(Data entries)

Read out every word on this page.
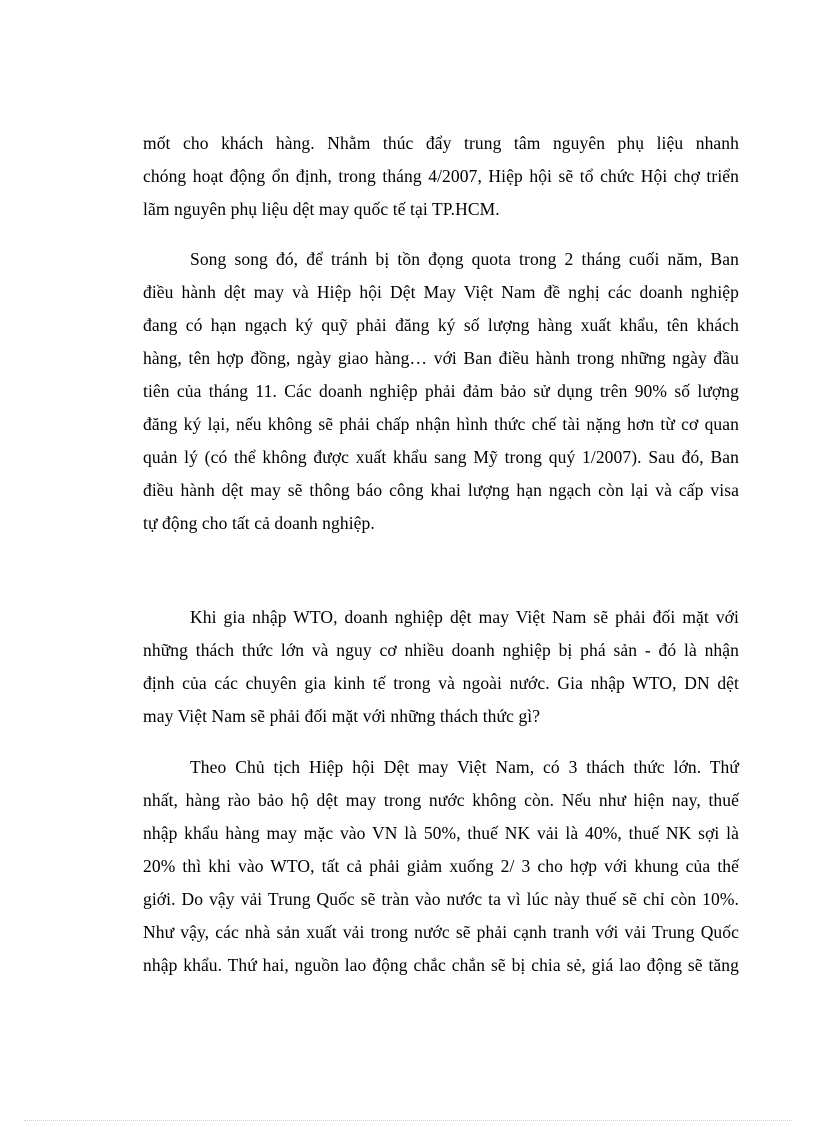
mốt cho khách hàng. Nhằm thúc đẩy trung tâm nguyên phụ liệu nhanh
chóng hoạt động ổn định, trong tháng 4/2007, Hiệp hội sẽ tổ chức Hội chợ triển
lãm nguyên phụ liệu dệt may quốc tế tại TP.HCM.
Song song đó, để tránh bị tồn đọng quota trong 2 tháng cuối năm, Ban
điều hành dệt may và Hiệp hội Dệt May Việt Nam đề nghị các doanh nghiệp
đang có hạn ngạch ký quỹ phải đăng ký số lượng hàng xuất khẩu, tên khách
hàng, tên hợp đồng, ngày giao hàng… với Ban điều hành trong những ngày đầu
tiên của tháng 11. Các doanh nghiệp phải đảm bảo sử dụng trên 90% số lượng
đăng ký lại, nếu không sẽ phải chấp nhận hình thức chế tài nặng hơn từ cơ quan
quản lý (có thể không được xuất khẩu sang Mỹ trong quý 1/2007). Sau đó, Ban
điều hành dệt may sẽ thông báo công khai lượng hạn ngạch còn lại và cấp visa
tự động cho tất cả doanh nghiệp.
Khi gia nhập WTO, doanh nghiệp dệt may Việt Nam sẽ phải đối mặt với
những thách thức lớn và nguy cơ nhiều doanh nghiệp bị phá sản - đó là nhận
định của các chuyên gia kinh tế trong và ngoài nước. Gia nhập WTO, DN dệt
may Việt Nam sẽ phải đối mặt với những thách thức gì?
Theo Chủ tịch Hiệp hội Dệt may Việt Nam, có 3 thách thức lớn. Thứ
nhất, hàng rào bảo hộ dệt may trong nước không còn. Nếu như hiện nay, thuế
nhập khẩu hàng may mặc vào VN là 50%, thuế NK vải là 40%, thuế NK sợi là
20% thì khi vào WTO, tất cả phải giảm xuống 2/ 3 cho hợp với khung của thế
giới. Do vậy vải Trung Quốc sẽ tràn vào nước ta vì lúc này thuế sẽ chỉ còn 10%.
Như vậy, các nhà sản xuất vải trong nước sẽ phải cạnh tranh với vải Trung Quốc
nhập khẩu. Thứ hai, nguồn lao động chắc chắn sẽ bị chia sẻ, giá lao động sẽ tăng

**WHAT THIS TASK INVOLVES**
Make an exact reproduction of the listing above, without any pictures.

**RESPONSE TO THIS TASK**
Read out every word on this page.
mốt cho khách hàng. Nhằm thúc đẩy trung tâm nguyên phụ liệu nhanh
chóng hoạt động ổn định, trong tháng 4/2007, Hiệp hội sẽ tổ chức Hội chợ triển
lãm nguyên phụ liệu dệt may quốc tế tại TP.HCM.
Song song đó, để tránh bị tồn đọng quota trong 2 tháng cuối năm, Ban
điều hành dệt may và Hiệp hội Dệt May Việt Nam đề nghị các doanh nghiệp
đang có hạn ngạch ký quỹ phải đăng ký số lượng hàng xuất khẩu, tên khách
hàng, tên hợp đồng, ngày giao hàng… với Ban điều hành trong những ngày đầu
tiên của tháng 11. Các doanh nghiệp phải đảm bảo sử dụng trên 90% số lượng
đăng ký lại, nếu không sẽ phải chấp nhận hình thức chế tài nặng hơn từ cơ quan
quản lý (có thể không được xuất khẩu sang Mỹ trong quý 1/2007). Sau đó, Ban
điều hành dệt may sẽ thông báo công khai lượng hạn ngạch còn lại và cấp visa
tự động cho tất cả doanh nghiệp.
Khi gia nhập WTO, doanh nghiệp dệt may Việt Nam sẽ phải đối mặt với
những thách thức lớn và nguy cơ nhiều doanh nghiệp bị phá sản - đó là nhận
định của các chuyên gia kinh tế trong và ngoài nước. Gia nhập WTO, DN dệt
may Việt Nam sẽ phải đối mặt với những thách thức gì?
Theo Chủ tịch Hiệp hội Dệt may Việt Nam, có 3 thách thức lớn. Thứ
nhất, hàng rào bảo hộ dệt may trong nước không còn. Nếu như hiện nay, thuế
nhập khẩu hàng may mặc vào VN là 50%, thuế NK vải là 40%, thuế NK sợi là
20% thì khi vào WTO, tất cả phải giảm xuống 2/ 3 cho hợp với khung của thế
giới. Do vậy vải Trung Quốc sẽ tràn vào nước ta vì lúc này thuế sẽ chỉ còn 10%.
Như vậy, các nhà sản xuất vải trong nước sẽ phải cạnh tranh với vải Trung Quốc
nhập khẩu. Thứ hai, nguồn lao động chắc chắn sẽ bị chia sẻ, giá lao động sẽ tăng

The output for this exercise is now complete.